Task goal — Repeat each line exactly, leaving nothing out.

(Recorded data)
--------------------
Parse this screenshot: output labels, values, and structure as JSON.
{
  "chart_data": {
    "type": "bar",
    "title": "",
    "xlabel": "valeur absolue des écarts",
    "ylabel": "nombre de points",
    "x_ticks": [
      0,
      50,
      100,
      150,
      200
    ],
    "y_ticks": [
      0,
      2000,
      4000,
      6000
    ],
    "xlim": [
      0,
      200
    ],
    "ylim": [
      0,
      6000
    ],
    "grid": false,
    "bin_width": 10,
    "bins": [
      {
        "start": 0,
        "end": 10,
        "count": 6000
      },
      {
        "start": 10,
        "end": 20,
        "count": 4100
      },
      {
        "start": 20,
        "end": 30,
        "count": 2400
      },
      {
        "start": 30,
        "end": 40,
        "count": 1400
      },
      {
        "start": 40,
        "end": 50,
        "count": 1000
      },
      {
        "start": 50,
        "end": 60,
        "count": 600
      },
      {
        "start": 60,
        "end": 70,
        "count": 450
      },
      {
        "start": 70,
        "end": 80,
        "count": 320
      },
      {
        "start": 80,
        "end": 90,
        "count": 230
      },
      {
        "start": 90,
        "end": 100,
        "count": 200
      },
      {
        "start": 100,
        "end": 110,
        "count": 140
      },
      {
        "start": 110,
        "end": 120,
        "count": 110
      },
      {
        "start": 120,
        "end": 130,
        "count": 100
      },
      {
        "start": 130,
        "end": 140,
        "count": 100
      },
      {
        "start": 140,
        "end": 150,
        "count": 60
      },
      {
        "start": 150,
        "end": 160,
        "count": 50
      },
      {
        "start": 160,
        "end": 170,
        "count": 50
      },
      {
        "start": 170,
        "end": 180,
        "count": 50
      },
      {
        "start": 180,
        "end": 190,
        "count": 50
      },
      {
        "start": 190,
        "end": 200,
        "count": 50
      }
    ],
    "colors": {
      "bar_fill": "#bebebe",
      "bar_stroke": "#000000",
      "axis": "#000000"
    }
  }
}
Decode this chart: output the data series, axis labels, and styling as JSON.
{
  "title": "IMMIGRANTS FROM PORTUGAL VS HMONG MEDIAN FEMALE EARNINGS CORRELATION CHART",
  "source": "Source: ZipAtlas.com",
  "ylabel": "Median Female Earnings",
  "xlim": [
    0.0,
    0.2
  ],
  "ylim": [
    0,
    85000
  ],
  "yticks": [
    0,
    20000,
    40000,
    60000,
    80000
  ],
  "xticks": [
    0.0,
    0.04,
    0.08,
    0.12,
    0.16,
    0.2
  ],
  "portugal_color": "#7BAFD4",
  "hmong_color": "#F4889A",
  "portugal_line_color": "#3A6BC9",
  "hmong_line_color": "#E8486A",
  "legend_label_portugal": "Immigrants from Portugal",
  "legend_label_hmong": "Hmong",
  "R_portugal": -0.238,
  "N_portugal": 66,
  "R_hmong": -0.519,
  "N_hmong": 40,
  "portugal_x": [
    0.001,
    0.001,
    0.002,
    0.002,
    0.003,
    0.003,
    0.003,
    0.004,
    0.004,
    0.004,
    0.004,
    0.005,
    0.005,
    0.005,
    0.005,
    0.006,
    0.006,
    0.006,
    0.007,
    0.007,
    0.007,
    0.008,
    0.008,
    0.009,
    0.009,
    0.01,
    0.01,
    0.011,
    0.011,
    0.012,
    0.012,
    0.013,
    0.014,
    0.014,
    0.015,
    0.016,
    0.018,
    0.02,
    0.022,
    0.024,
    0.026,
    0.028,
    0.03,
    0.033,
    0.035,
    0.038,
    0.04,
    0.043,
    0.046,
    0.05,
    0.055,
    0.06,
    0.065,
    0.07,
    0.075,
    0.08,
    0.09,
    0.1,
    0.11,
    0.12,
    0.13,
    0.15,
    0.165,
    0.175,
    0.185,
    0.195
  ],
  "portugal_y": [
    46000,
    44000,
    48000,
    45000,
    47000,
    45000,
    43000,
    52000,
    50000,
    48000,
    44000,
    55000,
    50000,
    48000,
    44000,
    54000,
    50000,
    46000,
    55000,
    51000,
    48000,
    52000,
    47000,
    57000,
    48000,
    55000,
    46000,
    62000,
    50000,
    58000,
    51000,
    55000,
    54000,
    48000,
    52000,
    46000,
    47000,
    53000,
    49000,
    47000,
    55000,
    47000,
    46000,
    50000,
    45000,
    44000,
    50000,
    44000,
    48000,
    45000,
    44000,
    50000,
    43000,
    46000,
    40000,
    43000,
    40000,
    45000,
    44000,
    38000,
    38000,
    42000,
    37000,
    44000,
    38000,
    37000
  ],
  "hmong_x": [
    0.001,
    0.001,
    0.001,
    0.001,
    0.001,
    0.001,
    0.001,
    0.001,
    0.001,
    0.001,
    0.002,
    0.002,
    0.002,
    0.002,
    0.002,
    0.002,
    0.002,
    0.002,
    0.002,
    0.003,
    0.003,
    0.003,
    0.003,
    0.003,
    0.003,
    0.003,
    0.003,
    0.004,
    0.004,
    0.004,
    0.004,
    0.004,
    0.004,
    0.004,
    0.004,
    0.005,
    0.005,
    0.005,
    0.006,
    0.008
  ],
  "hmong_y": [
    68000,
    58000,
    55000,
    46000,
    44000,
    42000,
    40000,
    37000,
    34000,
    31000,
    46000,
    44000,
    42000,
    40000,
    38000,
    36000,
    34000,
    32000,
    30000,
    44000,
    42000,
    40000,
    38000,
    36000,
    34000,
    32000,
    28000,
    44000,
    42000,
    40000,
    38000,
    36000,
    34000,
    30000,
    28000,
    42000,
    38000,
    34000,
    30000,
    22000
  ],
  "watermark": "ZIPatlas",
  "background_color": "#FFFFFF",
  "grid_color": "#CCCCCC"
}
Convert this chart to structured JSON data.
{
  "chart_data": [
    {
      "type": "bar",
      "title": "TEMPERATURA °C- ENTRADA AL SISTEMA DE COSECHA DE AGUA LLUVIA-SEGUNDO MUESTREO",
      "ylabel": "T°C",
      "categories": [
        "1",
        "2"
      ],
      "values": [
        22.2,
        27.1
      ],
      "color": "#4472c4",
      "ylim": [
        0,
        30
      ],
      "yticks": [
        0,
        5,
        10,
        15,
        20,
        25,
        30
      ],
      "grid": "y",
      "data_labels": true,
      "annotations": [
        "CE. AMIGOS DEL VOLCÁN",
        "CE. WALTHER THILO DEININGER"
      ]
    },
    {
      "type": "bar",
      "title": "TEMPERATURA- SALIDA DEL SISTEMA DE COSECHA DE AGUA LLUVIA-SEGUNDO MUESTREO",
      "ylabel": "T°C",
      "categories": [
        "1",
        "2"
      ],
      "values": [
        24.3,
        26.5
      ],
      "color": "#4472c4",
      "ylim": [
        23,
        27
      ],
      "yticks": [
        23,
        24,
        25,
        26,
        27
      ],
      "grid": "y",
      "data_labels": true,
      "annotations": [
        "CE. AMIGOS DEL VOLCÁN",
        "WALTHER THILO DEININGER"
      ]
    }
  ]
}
--------------------
Response —
Parse this screenshot: output labels, values, and structure as JSON.
{
  "chart_data": {
    "type": "bar",
    "title": "",
    "xlabel": "valeur absolue des écarts",
    "ylabel": "nombre de points",
    "x_ticks": [
      0,
      50,
      100,
      150,
      200
    ],
    "y_ticks": [
      0,
      2000,
      4000,
      6000
    ],
    "xlim": [
      0,
      200
    ],
    "ylim": [
      0,
      6000
    ],
    "grid": false,
    "bin_width": 10,
    "bins": [
      {
        "start": 0,
        "end": 10,
        "count": 6000
      },
      {
        "start": 10,
        "end": 20,
        "count": 4100
      },
      {
        "start": 20,
        "end": 30,
        "count": 2400
      },
      {
        "start": 30,
        "end": 40,
        "count": 1400
      },
      {
        "start": 40,
        "end": 50,
        "count": 1000
      },
      {
        "start": 50,
        "end": 60,
        "count": 600
      },
      {
        "start": 60,
        "end": 70,
        "count": 450
      },
      {
        "start": 70,
        "end": 80,
        "count": 320
      },
      {
        "start": 80,
        "end": 90,
        "count": 230
      },
      {
        "start": 90,
        "end": 100,
        "count": 200
      },
      {
        "start": 100,
        "end": 110,
        "count": 140
      },
      {
        "start": 110,
        "end": 120,
        "count": 110
      },
      {
        "start": 120,
        "end": 130,
        "count": 100
      },
      {
        "start": 130,
        "end": 140,
        "count": 100
      },
      {
        "start": 140,
        "end": 150,
        "count": 60
      },
      {
        "start": 150,
        "end": 160,
        "count": 50
      },
      {
        "start": 160,
        "end": 170,
        "count": 50
      },
      {
        "start": 170,
        "end": 180,
        "count": 50
      },
      {
        "start": 180,
        "end": 190,
        "count": 50
      },
      {
        "start": 190,
        "end": 200,
        "count": 50
      }
    ],
    "colors": {
      "bar_fill": "#bebebe",
      "bar_stroke": "#000000",
      "axis": "#000000"
    }
  }
}
Decode this chart: output the data series, axis labels, and styling as JSON.
{
  "title": "IMMIGRANTS FROM PORTUGAL VS HMONG MEDIAN FEMALE EARNINGS CORRELATION CHART",
  "source": "Source: ZipAtlas.com",
  "ylabel": "Median Female Earnings",
  "xlim": [
    0.0,
    0.2
  ],
  "ylim": [
    0,
    85000
  ],
  "yticks": [
    0,
    20000,
    40000,
    60000,
    80000
  ],
  "xticks": [
    0.0,
    0.04,
    0.08,
    0.12,
    0.16,
    0.2
  ],
  "portugal_color": "#7BAFD4",
  "hmong_color": "#F4889A",
  "portugal_line_color": "#3A6BC9",
  "hmong_line_color": "#E8486A",
  "legend_label_portugal": "Immigrants from Portugal",
  "legend_label_hmong": "Hmong",
  "R_portugal": -0.238,
  "N_portugal": 66,
  "R_hmong": -0.519,
  "N_hmong": 40,
  "portugal_x": [
    0.001,
    0.001,
    0.002,
    0.002,
    0.003,
    0.003,
    0.003,
    0.004,
    0.004,
    0.004,
    0.004,
    0.005,
    0.005,
    0.005,
    0.005,
    0.006,
    0.006,
    0.006,
    0.007,
    0.007,
    0.007,
    0.008,
    0.008,
    0.009,
    0.009,
    0.01,
    0.01,
    0.011,
    0.011,
    0.012,
    0.012,
    0.013,
    0.014,
    0.014,
    0.015,
    0.016,
    0.018,
    0.02,
    0.022,
    0.024,
    0.026,
    0.028,
    0.03,
    0.033,
    0.035,
    0.038,
    0.04,
    0.043,
    0.046,
    0.05,
    0.055,
    0.06,
    0.065,
    0.07,
    0.075,
    0.08,
    0.09,
    0.1,
    0.11,
    0.12,
    0.13,
    0.15,
    0.165,
    0.175,
    0.185,
    0.195
  ],
  "portugal_y": [
    46000,
    44000,
    48000,
    45000,
    47000,
    45000,
    43000,
    52000,
    50000,
    48000,
    44000,
    55000,
    50000,
    48000,
    44000,
    54000,
    50000,
    46000,
    55000,
    51000,
    48000,
    52000,
    47000,
    57000,
    48000,
    55000,
    46000,
    62000,
    50000,
    58000,
    51000,
    55000,
    54000,
    48000,
    52000,
    46000,
    47000,
    53000,
    49000,
    47000,
    55000,
    47000,
    46000,
    50000,
    45000,
    44000,
    50000,
    44000,
    48000,
    45000,
    44000,
    50000,
    43000,
    46000,
    40000,
    43000,
    40000,
    45000,
    44000,
    38000,
    38000,
    42000,
    37000,
    44000,
    38000,
    37000
  ],
  "hmong_x": [
    0.001,
    0.001,
    0.001,
    0.001,
    0.001,
    0.001,
    0.001,
    0.001,
    0.001,
    0.001,
    0.002,
    0.002,
    0.002,
    0.002,
    0.002,
    0.002,
    0.002,
    0.002,
    0.002,
    0.003,
    0.003,
    0.003,
    0.003,
    0.003,
    0.003,
    0.003,
    0.003,
    0.004,
    0.004,
    0.004,
    0.004,
    0.004,
    0.004,
    0.004,
    0.004,
    0.005,
    0.005,
    0.005,
    0.006,
    0.008
  ],
  "hmong_y": [
    68000,
    58000,
    55000,
    46000,
    44000,
    42000,
    40000,
    37000,
    34000,
    31000,
    46000,
    44000,
    42000,
    40000,
    38000,
    36000,
    34000,
    32000,
    30000,
    44000,
    42000,
    40000,
    38000,
    36000,
    34000,
    32000,
    28000,
    44000,
    42000,
    40000,
    38000,
    36000,
    34000,
    30000,
    28000,
    42000,
    38000,
    34000,
    30000,
    22000
  ],
  "watermark": "ZIPatlas",
  "background_color": "#FFFFFF",
  "grid_color": "#CCCCCC"
}
Convert this chart to structured JSON data.
{
  "chart_data": [
    {
      "type": "bar",
      "title": "TEMPERATURA °C- ENTRADA AL SISTEMA DE COSECHA DE AGUA LLUVIA-SEGUNDO MUESTREO",
      "ylabel": "T°C",
      "categories": [
        "1",
        "2"
      ],
      "values": [
        22.2,
        27.1
      ],
      "color": "#4472c4",
      "ylim": [
        0,
        30
      ],
      "yticks": [
        0,
        5,
        10,
        15,
        20,
        25,
        30
      ],
      "grid": "y",
      "data_labels": true,
      "annotations": [
        "CE. AMIGOS DEL VOLCÁN",
        "CE. WALTHER THILO DEININGER"
      ]
    },
    {
      "type": "bar",
      "title": "TEMPERATURA- SALIDA DEL SISTEMA DE COSECHA DE AGUA LLUVIA-SEGUNDO MUESTREO",
      "ylabel": "T°C",
      "categories": [
        "1",
        "2"
      ],
      "values": [
        24.3,
        26.5
      ],
      "color": "#4472c4",
      "ylim": [
        23,
        27
      ],
      "yticks": [
        23,
        24,
        25,
        26,
        27
      ],
      "grid": "y",
      "data_labels": true,
      "annotations": [
        "CE. AMIGOS DEL VOLCÁN",
        "WALTHER THILO DEININGER"
      ]
    }
  ]
}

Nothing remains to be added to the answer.